=== Description of the task ===
What is needed here is every record, retyped without any change.

═══ Records provided ═══

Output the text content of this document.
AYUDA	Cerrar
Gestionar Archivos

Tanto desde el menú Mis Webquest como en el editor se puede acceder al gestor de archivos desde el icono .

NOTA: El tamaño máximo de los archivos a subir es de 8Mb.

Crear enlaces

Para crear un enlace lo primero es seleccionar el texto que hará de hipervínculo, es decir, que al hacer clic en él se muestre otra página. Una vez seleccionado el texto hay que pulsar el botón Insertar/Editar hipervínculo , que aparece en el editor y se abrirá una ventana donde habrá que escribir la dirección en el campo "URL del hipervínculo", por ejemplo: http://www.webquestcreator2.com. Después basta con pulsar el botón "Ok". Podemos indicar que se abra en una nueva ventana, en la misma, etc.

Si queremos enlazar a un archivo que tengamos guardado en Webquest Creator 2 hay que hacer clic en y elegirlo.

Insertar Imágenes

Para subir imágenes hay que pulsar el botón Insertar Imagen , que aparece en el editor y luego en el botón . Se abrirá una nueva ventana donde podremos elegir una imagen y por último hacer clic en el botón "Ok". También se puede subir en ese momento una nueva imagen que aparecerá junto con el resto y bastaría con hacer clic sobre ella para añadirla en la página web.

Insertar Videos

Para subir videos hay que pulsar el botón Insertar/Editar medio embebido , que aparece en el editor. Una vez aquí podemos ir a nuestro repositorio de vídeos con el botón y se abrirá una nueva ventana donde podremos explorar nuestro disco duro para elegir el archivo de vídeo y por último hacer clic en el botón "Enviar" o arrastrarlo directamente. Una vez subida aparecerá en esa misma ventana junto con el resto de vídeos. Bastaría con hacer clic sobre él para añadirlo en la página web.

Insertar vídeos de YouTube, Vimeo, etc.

═══

=== Task answer ===
Output the text content of this document.
AYUDA	Cerrar
Gestionar Archivos

Tanto desde el menú Mis Webquest como en el editor se puede acceder al gestor de archivos desde el icono .

NOTA: El tamaño máximo de los archivos a subir es de 8Mb.

Crear enlaces

Para crear un enlace lo primero es seleccionar el texto que hará de hipervínculo, es decir, que al hacer clic en él se muestre otra página. Una vez seleccionado el texto hay que pulsar el botón Insertar/Editar hipervínculo , que aparece en el editor y se abrirá una ventana donde habrá que escribir la dirección en el campo "URL del hipervínculo", por ejemplo: http://www.webquestcreator2.com. Después basta con pulsar el botón "Ok". Podemos indicar que se abra en una nueva ventana, en la misma, etc.

Si queremos enlazar a un archivo que tengamos guardado en Webquest Creator 2 hay que hacer clic en y elegirlo.

Insertar Imágenes

Para subir imágenes hay que pulsar el botón Insertar Imagen , que aparece en el editor y luego en el botón . Se abrirá una nueva ventana donde podremos elegir una imagen y por último hacer clic en el botón "Ok". También se puede subir en ese momento una nueva imagen que aparecerá junto con el resto y bastaría con hacer clic sobre ella para añadirla en la página web.

Insertar Videos

Para subir videos hay que pulsar el botón Insertar/Editar medio embebido , que aparece en el editor. Una vez aquí podemos ir a nuestro repositorio de vídeos con el botón y se abrirá una nueva ventana donde podremos explorar nuestro disco duro para elegir el archivo de vídeo y por último hacer clic en el botón "Enviar" o arrastrarlo directamente. Una vez subida aparecerá en esa misma ventana junto con el resto de vídeos. Bastaría con hacer clic sobre él para añadirlo en la página web.

Insertar vídeos de YouTube, Vimeo, etc.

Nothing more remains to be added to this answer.